§ **STATED EXERCISE**
Copy out each line below that has the word "Moscas" in it.

Start of SUPPLIED RECORDS

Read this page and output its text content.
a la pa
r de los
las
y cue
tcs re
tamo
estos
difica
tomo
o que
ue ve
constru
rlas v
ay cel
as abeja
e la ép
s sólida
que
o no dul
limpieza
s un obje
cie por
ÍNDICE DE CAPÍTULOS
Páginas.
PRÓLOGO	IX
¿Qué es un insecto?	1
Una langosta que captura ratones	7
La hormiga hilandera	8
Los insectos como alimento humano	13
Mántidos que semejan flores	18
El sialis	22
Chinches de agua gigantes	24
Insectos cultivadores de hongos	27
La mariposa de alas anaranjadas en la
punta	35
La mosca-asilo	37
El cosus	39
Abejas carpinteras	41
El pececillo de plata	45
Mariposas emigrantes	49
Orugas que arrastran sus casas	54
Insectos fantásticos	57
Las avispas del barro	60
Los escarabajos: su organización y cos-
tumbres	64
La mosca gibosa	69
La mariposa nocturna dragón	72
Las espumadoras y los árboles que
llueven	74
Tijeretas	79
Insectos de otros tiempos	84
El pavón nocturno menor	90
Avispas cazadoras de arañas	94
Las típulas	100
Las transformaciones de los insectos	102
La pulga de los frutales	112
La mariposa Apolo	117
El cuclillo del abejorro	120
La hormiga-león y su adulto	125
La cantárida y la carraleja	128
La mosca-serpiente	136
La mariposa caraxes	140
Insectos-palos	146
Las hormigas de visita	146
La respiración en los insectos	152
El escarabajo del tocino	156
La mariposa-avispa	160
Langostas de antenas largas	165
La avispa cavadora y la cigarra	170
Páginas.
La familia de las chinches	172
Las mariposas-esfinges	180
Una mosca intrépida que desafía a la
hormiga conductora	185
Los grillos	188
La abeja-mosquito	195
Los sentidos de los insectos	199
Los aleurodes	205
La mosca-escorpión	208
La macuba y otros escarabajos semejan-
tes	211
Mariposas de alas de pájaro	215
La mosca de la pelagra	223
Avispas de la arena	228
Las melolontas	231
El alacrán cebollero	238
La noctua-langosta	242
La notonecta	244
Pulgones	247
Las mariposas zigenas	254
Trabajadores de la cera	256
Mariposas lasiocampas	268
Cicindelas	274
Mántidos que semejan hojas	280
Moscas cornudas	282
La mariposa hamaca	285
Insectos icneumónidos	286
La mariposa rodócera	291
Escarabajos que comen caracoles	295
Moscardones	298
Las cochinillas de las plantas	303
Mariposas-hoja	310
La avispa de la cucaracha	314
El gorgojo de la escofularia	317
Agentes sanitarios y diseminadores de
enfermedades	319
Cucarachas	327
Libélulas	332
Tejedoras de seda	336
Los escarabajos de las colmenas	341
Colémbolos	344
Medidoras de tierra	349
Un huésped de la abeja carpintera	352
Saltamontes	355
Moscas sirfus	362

End of SUPPLIED RECORDS

§ **THE SOLUTION**
Moscas cornudas	282
Moscas sirfus	362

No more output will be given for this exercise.